Reproduce the data exactly.

* **MATERIAL FOR THIS TASK**
* * *

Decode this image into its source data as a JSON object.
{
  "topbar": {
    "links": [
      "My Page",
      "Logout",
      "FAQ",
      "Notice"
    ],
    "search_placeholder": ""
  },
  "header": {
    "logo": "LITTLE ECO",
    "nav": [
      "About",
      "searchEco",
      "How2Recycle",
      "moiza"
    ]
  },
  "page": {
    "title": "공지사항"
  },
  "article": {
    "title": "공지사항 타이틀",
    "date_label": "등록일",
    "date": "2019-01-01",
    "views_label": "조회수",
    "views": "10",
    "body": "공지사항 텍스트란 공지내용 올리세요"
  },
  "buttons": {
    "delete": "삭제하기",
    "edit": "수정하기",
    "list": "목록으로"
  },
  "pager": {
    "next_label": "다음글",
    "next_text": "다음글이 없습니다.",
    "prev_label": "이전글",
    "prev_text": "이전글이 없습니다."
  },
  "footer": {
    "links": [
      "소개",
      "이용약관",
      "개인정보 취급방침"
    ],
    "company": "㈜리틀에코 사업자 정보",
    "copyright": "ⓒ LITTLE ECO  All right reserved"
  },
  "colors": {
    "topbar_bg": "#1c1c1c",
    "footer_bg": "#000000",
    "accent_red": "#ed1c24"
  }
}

* * *

* **RESULT**
Decode this image into its source data as a JSON object.
{
  "topbar": {
    "links": [
      "My Page",
      "Logout",
      "FAQ",
      "Notice"
    ],
    "search_placeholder": ""
  },
  "header": {
    "logo": "LITTLE ECO",
    "nav": [
      "About",
      "searchEco",
      "How2Recycle",
      "moiza"
    ]
  },
  "page": {
    "title": "공지사항"
  },
  "article": {
    "title": "공지사항 타이틀",
    "date_label": "등록일",
    "date": "2019-01-01",
    "views_label": "조회수",
    "views": "10",
    "body": "공지사항 텍스트란 공지내용 올리세요"
  },
  "buttons": {
    "delete": "삭제하기",
    "edit": "수정하기",
    "list": "목록으로"
  },
  "pager": {
    "next_label": "다음글",
    "next_text": "다음글이 없습니다.",
    "prev_label": "이전글",
    "prev_text": "이전글이 없습니다."
  },
  "footer": {
    "links": [
      "소개",
      "이용약관",
      "개인정보 취급방침"
    ],
    "company": "㈜리틀에코 사업자 정보",
    "copyright": "ⓒ LITTLE ECO  All right reserved"
  },
  "colors": {
    "topbar_bg": "#1c1c1c",
    "footer_bg": "#000000",
    "accent_red": "#ed1c24"
  }
}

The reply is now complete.